Data shown:
=====
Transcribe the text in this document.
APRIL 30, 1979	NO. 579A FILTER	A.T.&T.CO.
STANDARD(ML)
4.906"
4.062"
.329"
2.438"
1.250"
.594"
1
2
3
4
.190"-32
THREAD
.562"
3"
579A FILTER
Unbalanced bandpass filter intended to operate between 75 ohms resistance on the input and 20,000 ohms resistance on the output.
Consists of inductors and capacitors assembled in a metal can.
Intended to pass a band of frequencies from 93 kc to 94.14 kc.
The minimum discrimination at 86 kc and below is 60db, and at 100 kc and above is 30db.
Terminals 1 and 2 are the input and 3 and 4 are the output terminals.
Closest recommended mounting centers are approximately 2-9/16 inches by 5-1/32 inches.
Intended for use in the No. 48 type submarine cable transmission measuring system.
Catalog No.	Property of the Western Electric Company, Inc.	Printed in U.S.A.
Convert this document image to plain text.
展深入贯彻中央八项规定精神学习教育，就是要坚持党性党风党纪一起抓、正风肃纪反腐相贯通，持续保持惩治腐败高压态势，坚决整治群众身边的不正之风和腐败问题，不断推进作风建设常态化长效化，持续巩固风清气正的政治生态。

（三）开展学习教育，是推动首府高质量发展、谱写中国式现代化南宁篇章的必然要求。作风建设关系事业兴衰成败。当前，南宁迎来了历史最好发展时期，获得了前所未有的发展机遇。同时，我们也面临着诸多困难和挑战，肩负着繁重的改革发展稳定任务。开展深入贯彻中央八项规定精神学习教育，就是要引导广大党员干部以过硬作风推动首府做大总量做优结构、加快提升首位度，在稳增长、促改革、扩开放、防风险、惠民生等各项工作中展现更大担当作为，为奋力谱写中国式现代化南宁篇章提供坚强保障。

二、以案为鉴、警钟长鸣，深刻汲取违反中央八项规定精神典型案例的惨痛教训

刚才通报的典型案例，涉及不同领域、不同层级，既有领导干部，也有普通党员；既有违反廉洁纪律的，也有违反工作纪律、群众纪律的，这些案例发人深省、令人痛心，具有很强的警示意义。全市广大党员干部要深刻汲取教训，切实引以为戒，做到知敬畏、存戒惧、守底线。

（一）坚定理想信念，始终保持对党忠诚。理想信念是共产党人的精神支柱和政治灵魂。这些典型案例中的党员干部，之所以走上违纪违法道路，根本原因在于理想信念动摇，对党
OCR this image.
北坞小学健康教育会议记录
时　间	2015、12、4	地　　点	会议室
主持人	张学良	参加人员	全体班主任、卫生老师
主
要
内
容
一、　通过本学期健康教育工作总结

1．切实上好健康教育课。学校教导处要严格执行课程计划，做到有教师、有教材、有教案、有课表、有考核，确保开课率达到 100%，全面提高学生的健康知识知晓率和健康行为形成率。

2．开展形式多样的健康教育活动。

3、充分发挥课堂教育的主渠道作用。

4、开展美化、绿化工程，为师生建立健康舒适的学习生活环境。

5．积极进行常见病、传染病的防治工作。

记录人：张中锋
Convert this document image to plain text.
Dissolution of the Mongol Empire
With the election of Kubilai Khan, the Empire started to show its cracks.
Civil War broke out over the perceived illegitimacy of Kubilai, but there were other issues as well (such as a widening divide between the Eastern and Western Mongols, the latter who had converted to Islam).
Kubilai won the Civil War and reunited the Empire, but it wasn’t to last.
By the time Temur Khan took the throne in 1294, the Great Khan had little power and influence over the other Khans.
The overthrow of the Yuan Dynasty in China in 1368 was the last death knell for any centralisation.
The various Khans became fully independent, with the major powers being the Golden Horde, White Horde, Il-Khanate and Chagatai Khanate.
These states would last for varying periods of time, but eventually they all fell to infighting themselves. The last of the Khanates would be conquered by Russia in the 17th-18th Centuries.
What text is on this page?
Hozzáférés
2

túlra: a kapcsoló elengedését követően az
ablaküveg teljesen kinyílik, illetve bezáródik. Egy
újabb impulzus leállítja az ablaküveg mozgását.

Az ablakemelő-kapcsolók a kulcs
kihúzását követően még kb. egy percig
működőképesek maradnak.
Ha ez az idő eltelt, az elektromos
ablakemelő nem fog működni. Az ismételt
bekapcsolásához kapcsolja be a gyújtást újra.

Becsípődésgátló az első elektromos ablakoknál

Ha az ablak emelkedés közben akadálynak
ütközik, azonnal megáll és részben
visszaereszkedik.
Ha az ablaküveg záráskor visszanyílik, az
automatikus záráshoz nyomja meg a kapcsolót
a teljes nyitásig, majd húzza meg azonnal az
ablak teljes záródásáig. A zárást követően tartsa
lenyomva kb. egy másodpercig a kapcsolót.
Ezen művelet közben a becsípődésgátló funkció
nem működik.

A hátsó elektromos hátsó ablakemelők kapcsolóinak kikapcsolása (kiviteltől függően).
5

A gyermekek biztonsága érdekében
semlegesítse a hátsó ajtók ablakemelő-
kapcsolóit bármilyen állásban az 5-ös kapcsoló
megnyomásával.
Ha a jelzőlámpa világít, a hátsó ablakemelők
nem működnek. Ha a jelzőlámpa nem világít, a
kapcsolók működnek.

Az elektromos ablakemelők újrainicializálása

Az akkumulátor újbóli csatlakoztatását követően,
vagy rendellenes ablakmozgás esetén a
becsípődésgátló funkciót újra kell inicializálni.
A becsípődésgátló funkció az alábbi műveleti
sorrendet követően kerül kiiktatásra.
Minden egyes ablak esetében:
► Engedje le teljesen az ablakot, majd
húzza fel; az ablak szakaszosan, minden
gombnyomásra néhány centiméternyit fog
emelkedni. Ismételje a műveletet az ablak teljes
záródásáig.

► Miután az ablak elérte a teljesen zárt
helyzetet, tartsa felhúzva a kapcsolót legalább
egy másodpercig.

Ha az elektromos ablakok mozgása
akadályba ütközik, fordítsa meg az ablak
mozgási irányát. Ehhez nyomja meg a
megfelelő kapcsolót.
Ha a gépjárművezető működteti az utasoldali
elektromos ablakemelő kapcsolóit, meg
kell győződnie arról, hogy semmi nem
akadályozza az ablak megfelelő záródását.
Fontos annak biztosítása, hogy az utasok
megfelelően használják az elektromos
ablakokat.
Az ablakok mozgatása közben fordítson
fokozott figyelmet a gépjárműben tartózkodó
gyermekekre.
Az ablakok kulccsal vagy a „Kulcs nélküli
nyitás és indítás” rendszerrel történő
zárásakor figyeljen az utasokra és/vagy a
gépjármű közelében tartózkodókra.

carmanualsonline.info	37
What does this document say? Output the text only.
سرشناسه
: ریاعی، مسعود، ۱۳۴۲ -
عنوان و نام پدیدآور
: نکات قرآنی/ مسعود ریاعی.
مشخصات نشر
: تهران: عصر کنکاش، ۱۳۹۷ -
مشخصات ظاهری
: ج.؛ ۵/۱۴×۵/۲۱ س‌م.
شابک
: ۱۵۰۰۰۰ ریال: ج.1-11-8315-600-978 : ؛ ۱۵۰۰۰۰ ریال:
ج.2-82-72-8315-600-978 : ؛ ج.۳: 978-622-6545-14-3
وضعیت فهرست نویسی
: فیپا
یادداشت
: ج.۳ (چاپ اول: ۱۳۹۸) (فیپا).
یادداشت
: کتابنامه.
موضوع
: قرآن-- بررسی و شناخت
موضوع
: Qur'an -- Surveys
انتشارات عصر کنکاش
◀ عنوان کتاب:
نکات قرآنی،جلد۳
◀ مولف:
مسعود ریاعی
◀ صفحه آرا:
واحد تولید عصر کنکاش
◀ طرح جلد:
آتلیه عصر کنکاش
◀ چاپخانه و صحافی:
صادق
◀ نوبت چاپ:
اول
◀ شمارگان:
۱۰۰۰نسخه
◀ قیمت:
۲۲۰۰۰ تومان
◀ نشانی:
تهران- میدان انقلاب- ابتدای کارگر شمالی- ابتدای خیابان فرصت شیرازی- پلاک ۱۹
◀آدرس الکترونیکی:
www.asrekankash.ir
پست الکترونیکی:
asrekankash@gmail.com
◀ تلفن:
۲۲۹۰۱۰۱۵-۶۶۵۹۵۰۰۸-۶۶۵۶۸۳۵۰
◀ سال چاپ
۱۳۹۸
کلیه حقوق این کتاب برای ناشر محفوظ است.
=====
Task goal:
Find the word "kell" in the entries, and copy every line it shows up in.

Written reply:
becsípődésgátló funkciót újra kell inicializálni.
kell győződnie arról, hogy semmi nem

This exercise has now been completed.